Rewrite every one of the records below, substituting "Configure Modules" for each occurrence of "Customize Modules" and leaving everything else unchanged.

-- START OF MATERIAL FOR THIS EXERCISE --

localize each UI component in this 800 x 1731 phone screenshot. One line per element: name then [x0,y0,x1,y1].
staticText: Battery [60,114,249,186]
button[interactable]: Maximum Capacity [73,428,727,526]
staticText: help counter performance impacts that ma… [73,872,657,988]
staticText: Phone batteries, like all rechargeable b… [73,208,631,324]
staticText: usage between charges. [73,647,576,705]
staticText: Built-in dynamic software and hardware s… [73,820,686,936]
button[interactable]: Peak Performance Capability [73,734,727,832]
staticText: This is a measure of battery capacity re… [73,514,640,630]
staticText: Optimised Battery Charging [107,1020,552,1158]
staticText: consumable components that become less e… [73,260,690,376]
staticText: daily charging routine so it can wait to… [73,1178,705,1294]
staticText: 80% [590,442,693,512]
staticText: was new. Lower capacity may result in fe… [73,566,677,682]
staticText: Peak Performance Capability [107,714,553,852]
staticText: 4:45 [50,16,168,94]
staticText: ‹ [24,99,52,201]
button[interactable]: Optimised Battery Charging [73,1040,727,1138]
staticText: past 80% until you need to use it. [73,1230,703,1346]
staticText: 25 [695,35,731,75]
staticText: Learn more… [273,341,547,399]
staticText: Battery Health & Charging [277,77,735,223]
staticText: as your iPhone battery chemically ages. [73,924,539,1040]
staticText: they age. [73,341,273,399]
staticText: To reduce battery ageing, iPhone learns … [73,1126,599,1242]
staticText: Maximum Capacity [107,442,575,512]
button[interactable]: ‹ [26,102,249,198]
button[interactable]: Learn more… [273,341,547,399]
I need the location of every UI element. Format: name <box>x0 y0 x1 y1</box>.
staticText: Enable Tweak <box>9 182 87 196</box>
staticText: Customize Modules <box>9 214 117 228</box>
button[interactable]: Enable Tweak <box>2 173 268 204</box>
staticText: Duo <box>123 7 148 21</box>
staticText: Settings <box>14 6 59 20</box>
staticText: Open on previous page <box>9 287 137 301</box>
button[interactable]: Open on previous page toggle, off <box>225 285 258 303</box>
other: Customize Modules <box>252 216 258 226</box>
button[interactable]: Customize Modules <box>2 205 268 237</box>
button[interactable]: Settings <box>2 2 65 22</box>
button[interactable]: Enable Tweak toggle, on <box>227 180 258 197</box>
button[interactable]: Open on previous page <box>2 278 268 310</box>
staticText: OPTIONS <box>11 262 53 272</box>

-- END OF MATERIAL FOR THIS EXERCISE --

▶ _TASK SOLUTION_:
localize each UI component in this 800 x 1731 phone screenshot. One line per element: name then [x0,y0,x1,y1].
staticText: Battery [60,114,249,186]
button[interactable]: Maximum Capacity [73,428,727,526]
staticText: help counter performance impacts that ma… [73,872,657,988]
staticText: Phone batteries, like all rechargeable b… [73,208,631,324]
staticText: usage between charges. [73,647,576,705]
staticText: Built-in dynamic software and hardware s… [73,820,686,936]
button[interactable]: Peak Performance Capability [73,734,727,832]
staticText: This is a measure of battery capacity re… [73,514,640,630]
staticText: Optimised Battery Charging [107,1020,552,1158]
staticText: consumable components that become less e… [73,260,690,376]
staticText: daily charging routine so it can wait to… [73,1178,705,1294]
staticText: 80% [590,442,693,512]
staticText: was new. Lower capacity may result in fe… [73,566,677,682]
staticText: Peak Performance Capability [107,714,553,852]
staticText: 4:45 [50,16,168,94]
staticText: ‹ [24,99,52,201]
button[interactable]: Optimised Battery Charging [73,1040,727,1138]
staticText: past 80% until you need to use it. [73,1230,703,1346]
staticText: 25 [695,35,731,75]
staticText: Learn more… [273,341,547,399]
staticText: Battery Health & Charging [277,77,735,223]
staticText: as your iPhone battery chemically ages. [73,924,539,1040]
staticText: they age. [73,341,273,399]
staticText: To reduce battery ageing, iPhone learns … [73,1126,599,1242]
staticText: Maximum Capacity [107,442,575,512]
button[interactable]: ‹ [26,102,249,198]
button[interactable]: Learn more… [273,341,547,399]
I need the location of every UI element. Format: name <box>x0 y0 x1 y1</box>.
staticText: Enable Tweak <box>9 182 87 196</box>
staticText: Configure Modules <box>9 214 117 228</box>
button[interactable]: Enable Tweak <box>2 173 268 204</box>
staticText: Duo <box>123 7 148 21</box>
staticText: Settings <box>14 6 59 20</box>
staticText: Open on previous page <box>9 287 137 301</box>
button[interactable]: Open on previous page toggle, off <box>225 285 258 303</box>
other: Configure Modules <box>252 216 258 226</box>
button[interactable]: Configure Modules <box>2 205 268 237</box>
button[interactable]: Settings <box>2 2 65 22</box>
button[interactable]: Enable Tweak toggle, on <box>227 180 258 197</box>
button[interactable]: Open on previous page <box>2 278 268 310</box>
staticText: OPTIONS <box>11 262 53 272</box>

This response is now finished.